◆ PROBLEM DESCRIPTION:
Your copy of the data below must be exact and must leave out all pictures.

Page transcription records
----------------

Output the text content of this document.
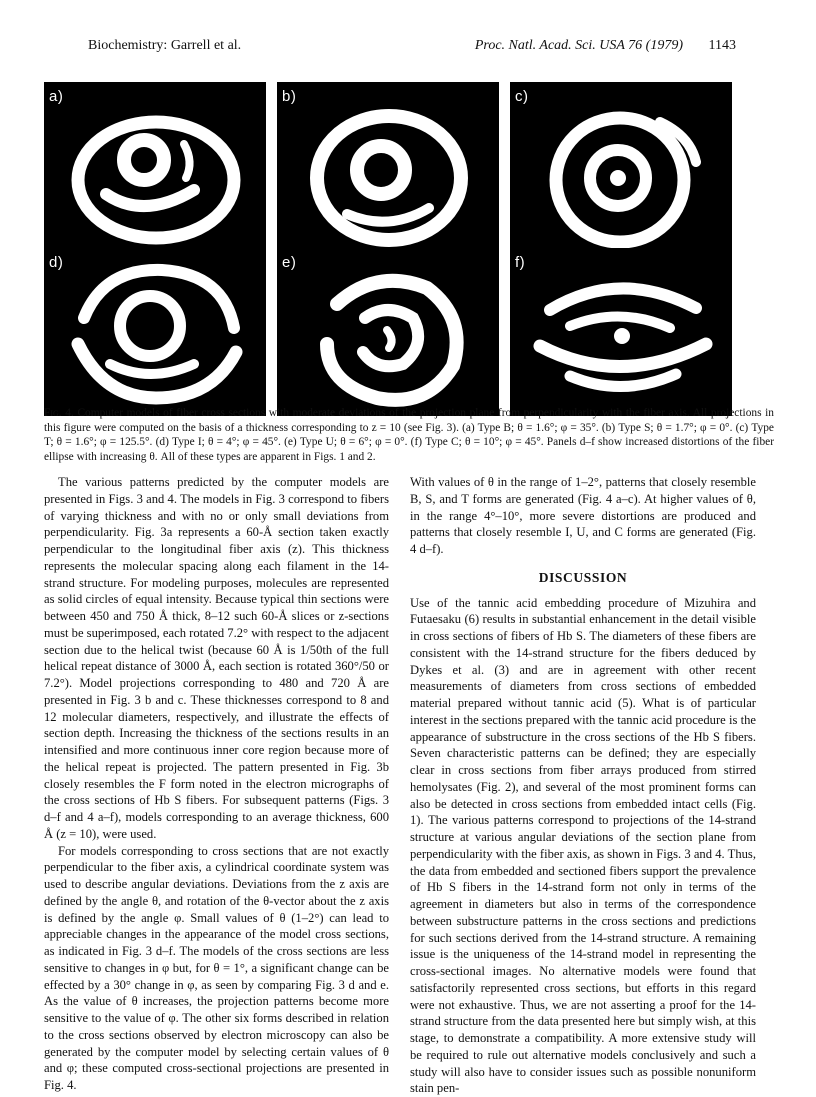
Biochemistry: Garrell et al.	Proc. Natl. Acad. Sci. USA 76 (1979) 1143
a)	b)	c)
d)	e)	f)
Fig. 4. Computer models of fiber cross sections with moderate deviations of the projection plane from perpendicularity with the fiber axis. All projections in this figure were computed on the basis of a thickness corresponding to z = 10 (see Fig. 3). (a) Type B; θ = 1.6°; φ = 35°. (b) Type S; θ = 1.7°; φ = 0°. (c) Type T; θ = 1.6°; φ = 125.5°. (d) Type I; θ = 4°; φ = 45°. (e) Type U; θ = 6°; φ = 0°. (f) Type C; θ = 10°; φ = 45°. Panels d–f show increased distortions of the fiber ellipse with increasing θ. All of these types are apparent in Figs. 1 and 2.

The various patterns predicted by the computer models are presented in Figs. 3 and 4. The models in Fig. 3 correspond to fibers of varying thickness and with no or only small deviations from perpendicularity. Fig. 3a represents a 60-Å section taken exactly perpendicular to the longitudinal fiber axis (z). This thickness represents the molecular spacing along each filament in the 14-strand structure. For modeling purposes, molecules are represented as solid circles of equal intensity. Because typical thin sections were between 450 and 750 Å thick, 8–12 such 60-Å slices or z-sections must be superimposed, each rotated 7.2° with respect to the adjacent section due to the helical twist (because 60 Å is 1/50th of the full helical repeat distance of 3000 Å, each section is rotated 360°/50 or 7.2°). Model projections corresponding to 480 and 720 Å are presented in Fig. 3 b and c. These thicknesses correspond to 8 and 12 molecular diameters, respectively, and illustrate the effects of section depth. Increasing the thickness of the sections results in an intensified and more continuous inner core region because more of the helical repeat is projected. The pattern presented in Fig. 3b closely resembles the F form noted in the electron micrographs of the cross sections of Hb S fibers. For subsequent patterns (Figs. 3 d–f and 4 a–f), models corresponding to an average thickness, 600 Å (z = 10), were used.

For models corresponding to cross sections that are not exactly perpendicular to the fiber axis, a cylindrical coordinate system was used to describe angular deviations. Deviations from the z axis are defined by the angle θ, and rotation of the θ-vector about the z axis is defined by the angle φ. Small values of θ (1–2°) can lead to appreciable changes in the appearance of the model cross sections, as indicated in Fig. 3 d–f. The models of the cross sections are less sensitive to changes in φ but, for θ = 1°, a significant change can be effected by a 30° change in φ, as seen by comparing Fig. 3 d and e. As the value of θ increases, the projection patterns become more sensitive to the value of φ. The other six forms described in relation to the cross sections observed by electron microscopy can also be generated by the computer model by selecting certain values of θ and φ; these computed cross-sectional projections are presented in Fig. 4.

With values of θ in the range of 1–2°, patterns that closely resemble B, S, and T forms are generated (Fig. 4 a–c). At higher values of θ, in the range 4°–10°, more severe distortions are produced and patterns that closely resemble I, U, and C forms are generated (Fig. 4 d–f).

DISCUSSION

Use of the tannic acid embedding procedure of Mizuhira and Futaesaku (6) results in substantial enhancement in the detail visible in cross sections of fibers of Hb S. The diameters of these fibers are consistent with the 14-strand structure for the fibers deduced by Dykes et al. (3) and are in agreement with other recent measurements of diameters from cross sections of embedded material prepared without tannic acid (5). What is of particular interest in the sections prepared with the tannic acid procedure is the appearance of substructure in the cross sections of the Hb S fibers. Seven characteristic patterns can be defined; they are especially clear in cross sections from fiber arrays produced from stirred hemolysates (Fig. 2), and several of the most prominent forms can also be detected in cross sections from embedded intact cells (Fig. 1). The various patterns correspond to projections of the 14-strand structure at various angular deviations of the section plane from perpendicularity with the fiber axis, as shown in Figs. 3 and 4. Thus, the data from embedded and sectioned fibers support the prevalence of Hb S fibers in the 14-strand form not only in terms of the agreement in diameters but also in terms of the correspondence between substructure patterns in the cross sections and predictions for such sections derived from the 14-strand structure. A remaining issue is the uniqueness of the 14-strand model in representing the cross-sectional images. No alternative models were found that satisfactorily represented cross sections, but efforts in this regard were not exhaustive. Thus, we are not asserting a proof for the 14-strand structure from the data presented here but simply wish, at this stage, to demonstrate a compatibility. A more extensive study will be required to rule out alternative models conclusively and such a study will also have to consider issues such as possible nonuniform stain pen-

----------------

◆ RESPONSE TO THIS TASK:
Output the text content of this document.
Biochemistry: Garrell et al.	Proc. Natl. Acad. Sci. USA 76 (1979) 1143
a)	b)	c)
d)	e)	f)
Fig. 4. Computer models of fiber cross sections with moderate deviations of the projection plane from perpendicularity with the fiber axis. All projections in this figure were computed on the basis of a thickness corresponding to z = 10 (see Fig. 3). (a) Type B; θ = 1.6°; φ = 35°. (b) Type S; θ = 1.7°; φ = 0°. (c) Type T; θ = 1.6°; φ = 125.5°. (d) Type I; θ = 4°; φ = 45°. (e) Type U; θ = 6°; φ = 0°. (f) Type C; θ = 10°; φ = 45°. Panels d–f show increased distortions of the fiber ellipse with increasing θ. All of these types are apparent in Figs. 1 and 2.

The various patterns predicted by the computer models are presented in Figs. 3 and 4. The models in Fig. 3 correspond to fibers of varying thickness and with no or only small deviations from perpendicularity. Fig. 3a represents a 60-Å section taken exactly perpendicular to the longitudinal fiber axis (z). This thickness represents the molecular spacing along each filament in the 14-strand structure. For modeling purposes, molecules are represented as solid circles of equal intensity. Because typical thin sections were between 450 and 750 Å thick, 8–12 such 60-Å slices or z-sections must be superimposed, each rotated 7.2° with respect to the adjacent section due to the helical twist (because 60 Å is 1/50th of the full helical repeat distance of 3000 Å, each section is rotated 360°/50 or 7.2°). Model projections corresponding to 480 and 720 Å are presented in Fig. 3 b and c. These thicknesses correspond to 8 and 12 molecular diameters, respectively, and illustrate the effects of section depth. Increasing the thickness of the sections results in an intensified and more continuous inner core region because more of the helical repeat is projected. The pattern presented in Fig. 3b closely resembles the F form noted in the electron micrographs of the cross sections of Hb S fibers. For subsequent patterns (Figs. 3 d–f and 4 a–f), models corresponding to an average thickness, 600 Å (z = 10), were used.

For models corresponding to cross sections that are not exactly perpendicular to the fiber axis, a cylindrical coordinate system was used to describe angular deviations. Deviations from the z axis are defined by the angle θ, and rotation of the θ-vector about the z axis is defined by the angle φ. Small values of θ (1–2°) can lead to appreciable changes in the appearance of the model cross sections, as indicated in Fig. 3 d–f. The models of the cross sections are less sensitive to changes in φ but, for θ = 1°, a significant change can be effected by a 30° change in φ, as seen by comparing Fig. 3 d and e. As the value of θ increases, the projection patterns become more sensitive to the value of φ. The other six forms described in relation to the cross sections observed by electron microscopy can also be generated by the computer model by selecting certain values of θ and φ; these computed cross-sectional projections are presented in Fig. 4.

With values of θ in the range of 1–2°, patterns that closely resemble B, S, and T forms are generated (Fig. 4 a–c). At higher values of θ, in the range 4°–10°, more severe distortions are produced and patterns that closely resemble I, U, and C forms are generated (Fig. 4 d–f).

DISCUSSION

Use of the tannic acid embedding procedure of Mizuhira and Futaesaku (6) results in substantial enhancement in the detail visible in cross sections of fibers of Hb S. The diameters of these fibers are consistent with the 14-strand structure for the fibers deduced by Dykes et al. (3) and are in agreement with other recent measurements of diameters from cross sections of embedded material prepared without tannic acid (5). What is of particular interest in the sections prepared with the tannic acid procedure is the appearance of substructure in the cross sections of the Hb S fibers. Seven characteristic patterns can be defined; they are especially clear in cross sections from fiber arrays produced from stirred hemolysates (Fig. 2), and several of the most prominent forms can also be detected in cross sections from embedded intact cells (Fig. 1). The various patterns correspond to projections of the 14-strand structure at various angular deviations of the section plane from perpendicularity with the fiber axis, as shown in Figs. 3 and 4. Thus, the data from embedded and sectioned fibers support the prevalence of Hb S fibers in the 14-strand form not only in terms of the agreement in diameters but also in terms of the correspondence between substructure patterns in the cross sections and predictions for such sections derived from the 14-strand structure. A remaining issue is the uniqueness of the 14-strand model in representing the cross-sectional images. No alternative models were found that satisfactorily represented cross sections, but efforts in this regard were not exhaustive. Thus, we are not asserting a proof for the 14-strand structure from the data presented here but simply wish, at this stage, to demonstrate a compatibility. A more extensive study will be required to rule out alternative models conclusively and such a study will also have to consider issues such as possible nonuniform stain pen-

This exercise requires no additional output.